Text excerpt
## Begin
From 709ca196cc642d8c6f6bd769c270ea59e9e53b12 Mon Sep 17 00:00:00 2001
From: Khoi <minhkhoitran2k3@gmail.com>
Date: Thu, 20 Jul 2023 15:10:39 -0700
Subject: [PATCH] Completed and tested parsers for Libre

---
 Forums/Libre/parser.py | 39 +++++++++++++++++++++++++++++++--------
 1 file changed, 31 insertions(+), 8 deletions(-)

diff --git a/Forums/Libre/parser.py b/Forums/Libre/parser.py
index 1991d7a..c951ad5 100644
--- a/Forums/Libre/parser.py
+++ b/Forums/Libre/parser.py
@@ -7,12 +7,14 @@ from datetime import timedelta
 import re
 
 # Here, we are importing BeautifulSoup to search through the HTML tree
-from bs4 import BeautifulSoup
+from bs4 import BeautifulSoup, ResultSet, Tag
 
 # This is the method to parse the Description Pages (one page to each topic in the Listing Pages)
 
 
-def libre_description_parser(soup):
+
+
+def libre_description_parser(soup: Tag):
     # Fields to be parsed
 
     topic = "-1"  # 0 *topic name
@@ -29,11 +31,34 @@ def libre_description_parser(soup):
 
     topic_found = soup.find("a", {"class": "link text-xl text-zinc-300"}).text
     topic = cleanString(topic_found.strip())
+    
+    original_post: Tag = soup.find("div", {"class": "flex items-start"})
+    
+    original_user = original_post.find("div", {"class": "info-p"}).find("a", {"class": "link"}).text
+    user.append(cleanString(original_user.replace("/u/", "").strip()))
## End
Records for this exercise
## Begin
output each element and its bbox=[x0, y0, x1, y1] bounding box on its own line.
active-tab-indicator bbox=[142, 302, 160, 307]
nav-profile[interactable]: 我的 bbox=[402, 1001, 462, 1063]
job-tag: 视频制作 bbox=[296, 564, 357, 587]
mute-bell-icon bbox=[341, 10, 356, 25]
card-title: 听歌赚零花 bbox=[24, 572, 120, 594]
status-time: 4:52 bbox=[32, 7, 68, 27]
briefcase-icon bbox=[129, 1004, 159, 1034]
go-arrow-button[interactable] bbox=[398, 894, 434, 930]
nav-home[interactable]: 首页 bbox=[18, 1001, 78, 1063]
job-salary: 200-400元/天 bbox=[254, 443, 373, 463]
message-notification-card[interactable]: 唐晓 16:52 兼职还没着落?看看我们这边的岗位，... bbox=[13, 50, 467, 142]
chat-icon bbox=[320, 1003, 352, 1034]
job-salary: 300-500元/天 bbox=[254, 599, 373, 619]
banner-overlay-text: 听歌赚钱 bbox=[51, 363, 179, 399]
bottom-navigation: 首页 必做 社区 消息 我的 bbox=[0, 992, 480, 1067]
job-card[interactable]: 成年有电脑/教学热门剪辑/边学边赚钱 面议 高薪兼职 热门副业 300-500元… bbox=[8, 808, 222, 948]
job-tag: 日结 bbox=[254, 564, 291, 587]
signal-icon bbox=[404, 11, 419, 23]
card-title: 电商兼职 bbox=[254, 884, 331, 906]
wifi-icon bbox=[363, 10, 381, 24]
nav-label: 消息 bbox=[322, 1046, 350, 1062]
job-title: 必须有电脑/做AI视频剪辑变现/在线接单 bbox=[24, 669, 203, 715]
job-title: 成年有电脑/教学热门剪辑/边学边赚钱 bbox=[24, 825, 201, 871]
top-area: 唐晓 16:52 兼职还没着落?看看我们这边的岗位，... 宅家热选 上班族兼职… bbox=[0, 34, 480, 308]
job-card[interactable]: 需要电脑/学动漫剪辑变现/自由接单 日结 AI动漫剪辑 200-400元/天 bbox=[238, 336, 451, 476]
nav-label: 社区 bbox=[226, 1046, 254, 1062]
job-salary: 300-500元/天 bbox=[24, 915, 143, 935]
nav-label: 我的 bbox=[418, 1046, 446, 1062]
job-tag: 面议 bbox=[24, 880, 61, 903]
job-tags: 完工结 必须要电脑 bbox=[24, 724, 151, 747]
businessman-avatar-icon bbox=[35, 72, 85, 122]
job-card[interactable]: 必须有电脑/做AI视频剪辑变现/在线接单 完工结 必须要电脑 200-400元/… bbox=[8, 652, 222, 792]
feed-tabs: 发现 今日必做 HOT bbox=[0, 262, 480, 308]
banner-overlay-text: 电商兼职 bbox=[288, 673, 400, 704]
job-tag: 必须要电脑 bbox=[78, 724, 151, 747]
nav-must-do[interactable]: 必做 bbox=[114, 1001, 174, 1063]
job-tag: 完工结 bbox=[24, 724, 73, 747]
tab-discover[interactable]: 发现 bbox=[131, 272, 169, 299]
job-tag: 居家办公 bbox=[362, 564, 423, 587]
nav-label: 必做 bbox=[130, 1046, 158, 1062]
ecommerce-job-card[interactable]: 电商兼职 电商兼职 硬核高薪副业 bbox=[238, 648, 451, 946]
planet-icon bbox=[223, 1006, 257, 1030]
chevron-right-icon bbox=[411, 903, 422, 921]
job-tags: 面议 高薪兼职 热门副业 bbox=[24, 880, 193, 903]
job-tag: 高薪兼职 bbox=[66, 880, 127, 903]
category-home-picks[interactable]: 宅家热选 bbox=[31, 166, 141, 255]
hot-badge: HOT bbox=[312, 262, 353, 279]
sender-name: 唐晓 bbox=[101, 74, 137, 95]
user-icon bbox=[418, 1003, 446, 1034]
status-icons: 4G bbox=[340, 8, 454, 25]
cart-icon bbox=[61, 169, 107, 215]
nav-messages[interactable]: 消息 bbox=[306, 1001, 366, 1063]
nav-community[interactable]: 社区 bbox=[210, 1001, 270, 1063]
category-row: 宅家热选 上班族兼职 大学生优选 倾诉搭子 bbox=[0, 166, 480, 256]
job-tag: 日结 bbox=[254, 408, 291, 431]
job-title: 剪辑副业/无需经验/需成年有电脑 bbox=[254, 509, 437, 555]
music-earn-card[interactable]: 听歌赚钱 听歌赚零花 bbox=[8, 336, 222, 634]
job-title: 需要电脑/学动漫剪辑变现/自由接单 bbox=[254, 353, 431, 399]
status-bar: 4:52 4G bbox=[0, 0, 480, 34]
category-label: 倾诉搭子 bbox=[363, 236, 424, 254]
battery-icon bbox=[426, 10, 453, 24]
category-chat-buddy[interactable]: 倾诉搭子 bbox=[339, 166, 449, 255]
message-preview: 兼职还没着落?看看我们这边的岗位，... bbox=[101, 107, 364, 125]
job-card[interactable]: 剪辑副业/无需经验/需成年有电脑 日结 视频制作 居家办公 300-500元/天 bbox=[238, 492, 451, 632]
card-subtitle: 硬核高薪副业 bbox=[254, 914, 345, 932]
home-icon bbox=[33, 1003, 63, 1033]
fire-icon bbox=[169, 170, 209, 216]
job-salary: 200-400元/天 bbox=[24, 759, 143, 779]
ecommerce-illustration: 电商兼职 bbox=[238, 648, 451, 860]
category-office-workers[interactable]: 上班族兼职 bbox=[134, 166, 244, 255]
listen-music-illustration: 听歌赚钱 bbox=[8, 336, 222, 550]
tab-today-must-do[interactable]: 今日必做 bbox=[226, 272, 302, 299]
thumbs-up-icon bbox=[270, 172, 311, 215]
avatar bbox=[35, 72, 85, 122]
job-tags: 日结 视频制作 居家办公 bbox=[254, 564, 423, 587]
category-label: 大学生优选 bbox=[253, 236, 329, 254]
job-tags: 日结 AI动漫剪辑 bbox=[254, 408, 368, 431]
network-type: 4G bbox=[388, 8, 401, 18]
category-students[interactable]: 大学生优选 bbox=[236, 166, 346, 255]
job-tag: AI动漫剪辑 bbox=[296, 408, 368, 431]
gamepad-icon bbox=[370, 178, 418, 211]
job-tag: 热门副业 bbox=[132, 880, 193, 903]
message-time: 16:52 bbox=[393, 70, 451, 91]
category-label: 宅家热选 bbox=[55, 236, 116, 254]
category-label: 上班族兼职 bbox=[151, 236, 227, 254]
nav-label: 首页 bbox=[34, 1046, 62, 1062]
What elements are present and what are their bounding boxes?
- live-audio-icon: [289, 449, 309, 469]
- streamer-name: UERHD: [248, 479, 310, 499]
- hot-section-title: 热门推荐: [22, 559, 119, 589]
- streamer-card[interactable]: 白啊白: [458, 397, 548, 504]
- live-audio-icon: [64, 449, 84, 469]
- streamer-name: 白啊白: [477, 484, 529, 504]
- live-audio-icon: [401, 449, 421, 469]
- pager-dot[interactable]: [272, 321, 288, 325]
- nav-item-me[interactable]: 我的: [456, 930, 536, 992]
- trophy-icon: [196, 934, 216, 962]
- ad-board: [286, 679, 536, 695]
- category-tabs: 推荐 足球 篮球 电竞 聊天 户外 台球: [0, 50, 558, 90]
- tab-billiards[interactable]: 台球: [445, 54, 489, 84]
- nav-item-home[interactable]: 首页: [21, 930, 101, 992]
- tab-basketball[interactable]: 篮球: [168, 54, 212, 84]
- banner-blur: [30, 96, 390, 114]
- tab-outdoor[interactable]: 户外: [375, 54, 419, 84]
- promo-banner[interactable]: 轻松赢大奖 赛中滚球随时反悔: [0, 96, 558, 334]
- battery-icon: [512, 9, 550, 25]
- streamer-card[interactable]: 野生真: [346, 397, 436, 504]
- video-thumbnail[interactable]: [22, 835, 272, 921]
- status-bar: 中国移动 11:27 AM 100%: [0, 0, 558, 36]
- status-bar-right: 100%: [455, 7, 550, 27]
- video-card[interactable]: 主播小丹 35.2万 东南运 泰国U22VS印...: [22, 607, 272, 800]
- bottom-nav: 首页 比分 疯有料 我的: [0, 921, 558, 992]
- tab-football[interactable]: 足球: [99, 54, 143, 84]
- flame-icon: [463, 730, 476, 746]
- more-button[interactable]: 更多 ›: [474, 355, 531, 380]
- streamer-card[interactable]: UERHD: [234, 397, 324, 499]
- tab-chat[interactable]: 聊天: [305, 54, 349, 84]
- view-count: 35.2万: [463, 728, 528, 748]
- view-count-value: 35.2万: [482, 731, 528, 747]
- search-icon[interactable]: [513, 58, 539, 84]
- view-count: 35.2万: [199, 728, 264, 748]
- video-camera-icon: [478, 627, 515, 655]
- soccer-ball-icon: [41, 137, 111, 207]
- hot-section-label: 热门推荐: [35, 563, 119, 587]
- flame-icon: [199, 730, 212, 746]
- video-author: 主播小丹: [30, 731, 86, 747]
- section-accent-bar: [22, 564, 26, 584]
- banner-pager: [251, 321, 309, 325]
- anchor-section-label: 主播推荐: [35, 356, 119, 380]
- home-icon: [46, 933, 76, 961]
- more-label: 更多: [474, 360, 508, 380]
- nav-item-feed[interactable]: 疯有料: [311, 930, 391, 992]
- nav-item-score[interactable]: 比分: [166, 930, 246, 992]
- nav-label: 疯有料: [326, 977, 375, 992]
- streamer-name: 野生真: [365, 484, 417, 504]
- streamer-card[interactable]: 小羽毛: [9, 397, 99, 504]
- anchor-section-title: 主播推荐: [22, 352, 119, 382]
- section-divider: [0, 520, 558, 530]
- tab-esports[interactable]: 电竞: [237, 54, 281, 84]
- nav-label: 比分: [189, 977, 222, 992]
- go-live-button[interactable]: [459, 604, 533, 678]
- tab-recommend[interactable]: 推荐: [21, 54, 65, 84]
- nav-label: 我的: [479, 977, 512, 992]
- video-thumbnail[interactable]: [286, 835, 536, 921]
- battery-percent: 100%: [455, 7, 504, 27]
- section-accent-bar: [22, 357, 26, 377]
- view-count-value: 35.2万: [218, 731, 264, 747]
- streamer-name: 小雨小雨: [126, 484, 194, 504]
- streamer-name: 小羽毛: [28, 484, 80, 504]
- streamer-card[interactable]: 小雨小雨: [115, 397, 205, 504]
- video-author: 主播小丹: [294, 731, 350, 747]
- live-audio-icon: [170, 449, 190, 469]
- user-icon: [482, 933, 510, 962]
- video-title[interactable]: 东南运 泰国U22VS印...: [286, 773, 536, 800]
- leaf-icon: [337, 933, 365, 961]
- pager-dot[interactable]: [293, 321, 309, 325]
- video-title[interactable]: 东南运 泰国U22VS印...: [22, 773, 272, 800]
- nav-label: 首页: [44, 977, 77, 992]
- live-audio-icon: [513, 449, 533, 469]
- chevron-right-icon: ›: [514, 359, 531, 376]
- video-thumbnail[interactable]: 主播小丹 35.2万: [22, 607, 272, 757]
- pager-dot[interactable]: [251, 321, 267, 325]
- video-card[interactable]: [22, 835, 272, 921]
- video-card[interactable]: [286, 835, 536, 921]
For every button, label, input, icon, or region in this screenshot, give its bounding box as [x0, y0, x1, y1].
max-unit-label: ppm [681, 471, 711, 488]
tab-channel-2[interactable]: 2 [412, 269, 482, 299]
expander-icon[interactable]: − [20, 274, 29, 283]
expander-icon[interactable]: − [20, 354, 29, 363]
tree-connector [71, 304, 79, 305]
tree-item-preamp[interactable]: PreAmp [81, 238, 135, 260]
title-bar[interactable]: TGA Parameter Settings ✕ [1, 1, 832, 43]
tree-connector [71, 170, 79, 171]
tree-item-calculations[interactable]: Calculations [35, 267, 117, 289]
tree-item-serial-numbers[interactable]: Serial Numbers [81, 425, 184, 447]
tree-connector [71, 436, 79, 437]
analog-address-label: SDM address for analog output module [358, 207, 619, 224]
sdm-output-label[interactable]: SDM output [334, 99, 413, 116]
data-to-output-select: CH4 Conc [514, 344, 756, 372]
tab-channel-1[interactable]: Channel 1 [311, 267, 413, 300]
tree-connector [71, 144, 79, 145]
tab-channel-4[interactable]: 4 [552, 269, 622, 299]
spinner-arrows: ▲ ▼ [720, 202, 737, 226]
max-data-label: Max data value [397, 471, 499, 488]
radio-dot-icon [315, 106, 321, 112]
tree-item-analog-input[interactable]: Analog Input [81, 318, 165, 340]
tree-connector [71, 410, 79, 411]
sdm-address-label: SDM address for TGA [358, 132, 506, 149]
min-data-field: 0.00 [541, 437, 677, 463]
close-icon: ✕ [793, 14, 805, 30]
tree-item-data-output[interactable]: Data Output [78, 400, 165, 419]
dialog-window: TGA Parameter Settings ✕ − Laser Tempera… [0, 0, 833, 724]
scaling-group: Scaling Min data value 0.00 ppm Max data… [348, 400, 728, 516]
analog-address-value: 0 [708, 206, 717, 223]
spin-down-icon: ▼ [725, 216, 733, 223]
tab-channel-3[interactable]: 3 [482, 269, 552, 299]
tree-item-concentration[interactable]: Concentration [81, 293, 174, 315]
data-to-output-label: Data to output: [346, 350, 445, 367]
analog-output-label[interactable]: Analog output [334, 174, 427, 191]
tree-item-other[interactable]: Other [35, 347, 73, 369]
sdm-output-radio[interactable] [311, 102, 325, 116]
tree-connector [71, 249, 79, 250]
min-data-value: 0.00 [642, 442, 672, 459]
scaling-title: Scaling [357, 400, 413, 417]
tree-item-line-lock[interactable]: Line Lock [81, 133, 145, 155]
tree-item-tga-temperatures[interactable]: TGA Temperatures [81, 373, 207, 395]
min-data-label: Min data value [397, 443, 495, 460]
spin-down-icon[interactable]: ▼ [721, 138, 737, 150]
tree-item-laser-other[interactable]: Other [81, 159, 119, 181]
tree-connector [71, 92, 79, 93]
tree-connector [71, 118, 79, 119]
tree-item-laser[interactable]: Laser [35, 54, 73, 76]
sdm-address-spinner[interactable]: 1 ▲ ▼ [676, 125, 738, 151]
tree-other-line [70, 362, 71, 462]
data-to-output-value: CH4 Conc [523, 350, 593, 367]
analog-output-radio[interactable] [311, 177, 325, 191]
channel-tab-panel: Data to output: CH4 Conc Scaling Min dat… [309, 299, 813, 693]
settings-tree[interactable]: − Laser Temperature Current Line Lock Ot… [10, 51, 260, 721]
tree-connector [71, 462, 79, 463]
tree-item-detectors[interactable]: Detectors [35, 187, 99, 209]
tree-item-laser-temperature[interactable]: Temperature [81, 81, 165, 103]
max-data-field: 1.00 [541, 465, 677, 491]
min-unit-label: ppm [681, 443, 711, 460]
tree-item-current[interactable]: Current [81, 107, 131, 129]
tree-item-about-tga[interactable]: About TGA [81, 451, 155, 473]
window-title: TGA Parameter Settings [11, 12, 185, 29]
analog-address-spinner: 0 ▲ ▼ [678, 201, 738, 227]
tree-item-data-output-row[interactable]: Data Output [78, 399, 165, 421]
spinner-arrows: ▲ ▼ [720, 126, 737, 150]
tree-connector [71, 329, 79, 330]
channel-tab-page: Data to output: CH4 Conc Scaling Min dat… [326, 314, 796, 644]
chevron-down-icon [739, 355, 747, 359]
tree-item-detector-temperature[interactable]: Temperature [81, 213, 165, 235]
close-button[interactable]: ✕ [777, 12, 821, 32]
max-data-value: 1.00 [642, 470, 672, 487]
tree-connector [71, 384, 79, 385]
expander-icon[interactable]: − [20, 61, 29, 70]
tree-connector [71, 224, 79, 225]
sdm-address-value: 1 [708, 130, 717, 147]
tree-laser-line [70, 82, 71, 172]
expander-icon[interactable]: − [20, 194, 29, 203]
## End
Problems to solve
1 - In the patch text, how many insertions and deletions does the change to parser.py make?
2 - Copy out the part of the listing that runs from its first line through the line containing "signal-icon bbox=[404, 11, 419, 23]", including both of those lines.

Expected outputs
1 - 31 insertions and 8 deletions.

2 -
output each element and its bbox=[x0, y0, x1, y1] bounding box on its own line.
active-tab-indicator bbox=[142, 302, 160, 307]
nav-profile[interactable]: 我的 bbox=[402, 1001, 462, 1063]
job-tag: 视频制作 bbox=[296, 564, 357, 587]
mute-bell-icon bbox=[341, 10, 356, 25]
card-title: 听歌赚零花 bbox=[24, 572, 120, 594]
status-time: 4:52 bbox=[32, 7, 68, 27]
briefcase-icon bbox=[129, 1004, 159, 1034]
go-arrow-button[interactable] bbox=[398, 894, 434, 930]
nav-home[interactable]: 首页 bbox=[18, 1001, 78, 1063]
job-salary: 200-400元/天 bbox=[254, 443, 373, 463]
message-notification-card[interactable]: 唐晓 16:52 兼职还没着落?看看我们这边的岗位，... bbox=[13, 50, 467, 142]
chat-icon bbox=[320, 1003, 352, 1034]
job-salary: 300-500元/天 bbox=[254, 599, 373, 619]
banner-overlay-text: 听歌赚钱 bbox=[51, 363, 179, 399]
bottom-navigation: 首页 必做 社区 消息 我的 bbox=[0, 992, 480, 1067]
job-card[interactable]: 成年有电脑/教学热门剪辑/边学边赚钱 面议 高薪兼职 热门副业 300-500元… bbox=[8, 808, 222, 948]
job-tag: 日结 bbox=[254, 564, 291, 587]
signal-icon bbox=[404, 11, 419, 23]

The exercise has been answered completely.